**WRITTEN PROBLEM 1**
According to the Al Sharpton text, what is the name of the weekday radio talk show he hosts?
— BEGIN SOURCE EXCERPT —
Al Sharpton


Alfred Charles Sharpton Jr. is an American civil rights and social justice activist, Baptist minister, radio talk show host, and TV personality, who is also the founder of the National Action Network civil rights organization. In 2004, he was a candidate for the Democratic nomination for the U.S. presidential election. He hosts a weekday radio talk show, Keepin' It Real, which is nationally syndicated by Urban One, and he is a political analyst and weekend host for MS NOW, hosting PoliticsNation.
Sharpton is known for making various controversial and incendiary comments over his career. He has been accused of making antisemitic and racially insensitive remarks as well as inciting incidents of violence. In 1987, he was highly active in publicizing the Tawana Brawley rape hoax in the media; the allegation was later proved to be false.

Early life

Alfred Charles Sharpton Jr. was born in the Brownsville neighborhood of Brooklyn, New York City, to Ada and Alfred Charles Sharpton Sr. Sharpton has Cherokee roots. He preached his first sermon at the age of four and toured with gospel singer Mahalia Jackson.
— END SOURCE EXCERPT —
— BEGIN DATA FOR THE TASK —
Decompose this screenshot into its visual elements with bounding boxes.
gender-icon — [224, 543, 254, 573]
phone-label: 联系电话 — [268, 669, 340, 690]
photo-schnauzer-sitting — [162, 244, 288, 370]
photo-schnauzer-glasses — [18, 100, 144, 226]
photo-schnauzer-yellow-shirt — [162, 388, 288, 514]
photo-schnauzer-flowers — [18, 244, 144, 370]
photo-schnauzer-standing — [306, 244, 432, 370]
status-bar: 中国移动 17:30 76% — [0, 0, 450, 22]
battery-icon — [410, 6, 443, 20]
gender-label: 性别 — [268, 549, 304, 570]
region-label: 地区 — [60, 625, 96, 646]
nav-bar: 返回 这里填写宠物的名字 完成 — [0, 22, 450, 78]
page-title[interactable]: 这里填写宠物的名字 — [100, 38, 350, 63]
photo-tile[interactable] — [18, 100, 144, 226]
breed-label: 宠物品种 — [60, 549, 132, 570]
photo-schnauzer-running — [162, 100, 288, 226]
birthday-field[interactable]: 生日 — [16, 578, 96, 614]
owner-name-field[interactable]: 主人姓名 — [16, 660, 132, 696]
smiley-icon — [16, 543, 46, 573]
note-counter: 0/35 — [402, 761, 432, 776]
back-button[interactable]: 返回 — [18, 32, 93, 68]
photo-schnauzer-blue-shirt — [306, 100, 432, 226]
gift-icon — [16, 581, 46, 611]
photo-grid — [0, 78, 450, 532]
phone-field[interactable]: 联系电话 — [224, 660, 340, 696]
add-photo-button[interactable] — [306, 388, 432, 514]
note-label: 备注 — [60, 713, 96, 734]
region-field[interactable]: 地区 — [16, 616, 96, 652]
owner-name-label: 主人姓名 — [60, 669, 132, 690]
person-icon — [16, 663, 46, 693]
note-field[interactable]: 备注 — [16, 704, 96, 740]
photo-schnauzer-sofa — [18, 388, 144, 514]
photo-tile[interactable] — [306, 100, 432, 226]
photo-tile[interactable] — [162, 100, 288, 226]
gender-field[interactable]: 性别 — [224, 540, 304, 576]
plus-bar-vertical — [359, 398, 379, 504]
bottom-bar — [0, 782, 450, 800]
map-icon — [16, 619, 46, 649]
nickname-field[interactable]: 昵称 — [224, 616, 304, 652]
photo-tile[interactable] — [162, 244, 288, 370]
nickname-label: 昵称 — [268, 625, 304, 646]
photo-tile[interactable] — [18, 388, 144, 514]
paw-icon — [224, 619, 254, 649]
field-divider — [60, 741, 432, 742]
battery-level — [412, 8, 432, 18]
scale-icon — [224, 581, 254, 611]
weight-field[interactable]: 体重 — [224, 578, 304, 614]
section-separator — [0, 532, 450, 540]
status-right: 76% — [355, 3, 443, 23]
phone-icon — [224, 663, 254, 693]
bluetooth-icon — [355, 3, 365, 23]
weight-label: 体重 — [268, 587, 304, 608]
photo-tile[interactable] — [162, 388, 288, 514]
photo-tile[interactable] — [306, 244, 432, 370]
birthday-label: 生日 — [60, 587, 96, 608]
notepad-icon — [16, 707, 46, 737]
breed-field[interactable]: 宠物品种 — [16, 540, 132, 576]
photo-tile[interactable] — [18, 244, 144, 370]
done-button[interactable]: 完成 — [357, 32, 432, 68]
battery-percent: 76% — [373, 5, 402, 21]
— END DATA FOR THE TASK —
**WRITTEN PROBLEM 2**
Rewrite the Item position entries from the first line through the line containing "note-field[interactable]: 备注 —", inclusive, switching "interactable" to "clickable" wherever it occurs and leaving everything else unchanged.

**RESULT 1**
Keepin' It Real

**RESULT 2**
Decompose this screenshot into its visual elements with bounding boxes.
gender-icon — [224, 543, 254, 573]
phone-label: 联系电话 — [268, 669, 340, 690]
photo-schnauzer-sitting — [162, 244, 288, 370]
photo-schnauzer-glasses — [18, 100, 144, 226]
photo-schnauzer-yellow-shirt — [162, 388, 288, 514]
photo-schnauzer-flowers — [18, 244, 144, 370]
photo-schnauzer-standing — [306, 244, 432, 370]
status-bar: 中国移动 17:30 76% — [0, 0, 450, 22]
battery-icon — [410, 6, 443, 20]
gender-label: 性别 — [268, 549, 304, 570]
region-label: 地区 — [60, 625, 96, 646]
nav-bar: 返回 这里填写宠物的名字 完成 — [0, 22, 450, 78]
page-title[clickable]: 这里填写宠物的名字 — [100, 38, 350, 63]
photo-tile[clickable] — [18, 100, 144, 226]
breed-label: 宠物品种 — [60, 549, 132, 570]
photo-schnauzer-running — [162, 100, 288, 226]
birthday-field[clickable]: 生日 — [16, 578, 96, 614]
owner-name-field[clickable]: 主人姓名 — [16, 660, 132, 696]
smiley-icon — [16, 543, 46, 573]
note-counter: 0/35 — [402, 761, 432, 776]
back-button[clickable]: 返回 — [18, 32, 93, 68]
photo-schnauzer-blue-shirt — [306, 100, 432, 226]
gift-icon — [16, 581, 46, 611]
photo-grid — [0, 78, 450, 532]
phone-field[clickable]: 联系电话 — [224, 660, 340, 696]
add-photo-button[clickable] — [306, 388, 432, 514]
note-label: 备注 — [60, 713, 96, 734]
region-field[clickable]: 地区 — [16, 616, 96, 652]
owner-name-label: 主人姓名 — [60, 669, 132, 690]
person-icon — [16, 663, 46, 693]
note-field[clickable]: 备注 — [16, 704, 96, 740]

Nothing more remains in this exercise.